-- Written exercise --
Output the data exactly, with every line intact.

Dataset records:
-.-.-
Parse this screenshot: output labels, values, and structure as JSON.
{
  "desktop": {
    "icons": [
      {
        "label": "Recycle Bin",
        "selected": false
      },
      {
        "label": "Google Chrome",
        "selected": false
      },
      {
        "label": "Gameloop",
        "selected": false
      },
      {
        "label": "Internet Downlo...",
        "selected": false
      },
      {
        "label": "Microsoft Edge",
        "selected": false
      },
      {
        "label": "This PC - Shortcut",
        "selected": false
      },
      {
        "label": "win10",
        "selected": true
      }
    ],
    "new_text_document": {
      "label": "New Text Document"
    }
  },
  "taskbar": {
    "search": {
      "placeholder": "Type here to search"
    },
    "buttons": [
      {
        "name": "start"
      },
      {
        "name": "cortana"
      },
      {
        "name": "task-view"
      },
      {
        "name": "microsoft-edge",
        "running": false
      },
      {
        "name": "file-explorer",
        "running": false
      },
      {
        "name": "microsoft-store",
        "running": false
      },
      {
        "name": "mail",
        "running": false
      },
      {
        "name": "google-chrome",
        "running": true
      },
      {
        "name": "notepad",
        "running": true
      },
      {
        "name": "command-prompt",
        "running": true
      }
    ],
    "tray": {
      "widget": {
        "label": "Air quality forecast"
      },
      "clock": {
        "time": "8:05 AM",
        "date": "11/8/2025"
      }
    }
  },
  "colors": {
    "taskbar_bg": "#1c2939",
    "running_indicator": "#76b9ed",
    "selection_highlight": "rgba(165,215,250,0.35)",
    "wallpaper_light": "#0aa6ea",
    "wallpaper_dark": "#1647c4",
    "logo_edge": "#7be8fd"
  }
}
-.-.-
-- Exercise solution --
Parse this screenshot: output labels, values, and structure as JSON.
{
  "desktop": {
    "icons": [
      {
        "label": "Recycle Bin",
        "selected": false
      },
      {
        "label": "Google Chrome",
        "selected": false
      },
      {
        "label": "Gameloop",
        "selected": false
      },
      {
        "label": "Internet Downlo...",
        "selected": false
      },
      {
        "label": "Microsoft Edge",
        "selected": false
      },
      {
        "label": "This PC - Shortcut",
        "selected": false
      },
      {
        "label": "win10",
        "selected": true
      }
    ],
    "new_text_document": {
      "label": "New Text Document"
    }
  },
  "taskbar": {
    "search": {
      "placeholder": "Type here to search"
    },
    "buttons": [
      {
        "name": "start"
      },
      {
        "name": "cortana"
      },
      {
        "name": "task-view"
      },
      {
        "name": "microsoft-edge",
        "running": false
      },
      {
        "name": "file-explorer",
        "running": false
      },
      {
        "name": "microsoft-store",
        "running": false
      },
      {
        "name": "mail",
        "running": false
      },
      {
        "name": "google-chrome",
        "running": true
      },
      {
        "name": "notepad",
        "running": true
      },
      {
        "name": "command-prompt",
        "running": true
      }
    ],
    "tray": {
      "widget": {
        "label": "Air quality forecast"
      },
      "clock": {
        "time": "8:05 AM",
        "date": "11/8/2025"
      }
    }
  },
  "colors": {
    "taskbar_bg": "#1c2939",
    "running_indicator": "#76b9ed",
    "selection_highlight": "rgba(165,215,250,0.35)",
    "wallpaper_light": "#0aa6ea",
    "wallpaper_dark": "#1647c4",
    "logo_edge": "#7be8fd"
  }
}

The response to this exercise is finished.